All of the entries need to be written out again, exactly as they are.

## Raw records
==========
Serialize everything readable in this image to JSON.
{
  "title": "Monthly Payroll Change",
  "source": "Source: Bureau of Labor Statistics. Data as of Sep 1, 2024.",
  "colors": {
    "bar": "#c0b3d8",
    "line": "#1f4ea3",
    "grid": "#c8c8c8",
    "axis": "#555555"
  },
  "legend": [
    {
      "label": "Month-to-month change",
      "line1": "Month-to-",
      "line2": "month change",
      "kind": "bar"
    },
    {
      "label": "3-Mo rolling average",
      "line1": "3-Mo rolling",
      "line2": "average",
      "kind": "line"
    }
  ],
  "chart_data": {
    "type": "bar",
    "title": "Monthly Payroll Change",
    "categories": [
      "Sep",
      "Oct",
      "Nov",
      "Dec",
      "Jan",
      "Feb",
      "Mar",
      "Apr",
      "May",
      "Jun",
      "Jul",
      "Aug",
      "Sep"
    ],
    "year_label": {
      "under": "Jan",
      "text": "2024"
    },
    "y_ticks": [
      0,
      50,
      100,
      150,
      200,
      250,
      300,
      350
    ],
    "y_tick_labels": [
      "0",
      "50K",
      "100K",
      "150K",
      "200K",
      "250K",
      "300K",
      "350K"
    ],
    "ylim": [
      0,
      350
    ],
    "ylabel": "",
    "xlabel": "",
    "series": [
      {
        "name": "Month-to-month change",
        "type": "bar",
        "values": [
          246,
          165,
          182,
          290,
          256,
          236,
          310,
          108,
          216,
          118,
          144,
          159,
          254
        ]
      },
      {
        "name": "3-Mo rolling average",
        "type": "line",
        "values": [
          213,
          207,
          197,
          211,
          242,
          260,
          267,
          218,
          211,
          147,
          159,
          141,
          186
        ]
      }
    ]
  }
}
==========
## Finished answer
Serialize everything readable in this image to JSON.
{
  "title": "Monthly Payroll Change",
  "source": "Source: Bureau of Labor Statistics. Data as of Sep 1, 2024.",
  "colors": {
    "bar": "#c0b3d8",
    "line": "#1f4ea3",
    "grid": "#c8c8c8",
    "axis": "#555555"
  },
  "legend": [
    {
      "label": "Month-to-month change",
      "line1": "Month-to-",
      "line2": "month change",
      "kind": "bar"
    },
    {
      "label": "3-Mo rolling average",
      "line1": "3-Mo rolling",
      "line2": "average",
      "kind": "line"
    }
  ],
  "chart_data": {
    "type": "bar",
    "title": "Monthly Payroll Change",
    "categories": [
      "Sep",
      "Oct",
      "Nov",
      "Dec",
      "Jan",
      "Feb",
      "Mar",
      "Apr",
      "May",
      "Jun",
      "Jul",
      "Aug",
      "Sep"
    ],
    "year_label": {
      "under": "Jan",
      "text": "2024"
    },
    "y_ticks": [
      0,
      50,
      100,
      150,
      200,
      250,
      300,
      350
    ],
    "y_tick_labels": [
      "0",
      "50K",
      "100K",
      "150K",
      "200K",
      "250K",
      "300K",
      "350K"
    ],
    "ylim": [
      0,
      350
    ],
    "ylabel": "",
    "xlabel": "",
    "series": [
      {
        "name": "Month-to-month change",
        "type": "bar",
        "values": [
          246,
          165,
          182,
          290,
          256,
          236,
          310,
          108,
          216,
          118,
          144,
          159,
          254
        ]
      },
      {
        "name": "3-Mo rolling average",
        "type": "line",
        "values": [
          213,
          207,
          197,
          211,
          242,
          260,
          267,
          218,
          211,
          147,
          159,
          141,
          186
        ]
      }
    ]
  }
}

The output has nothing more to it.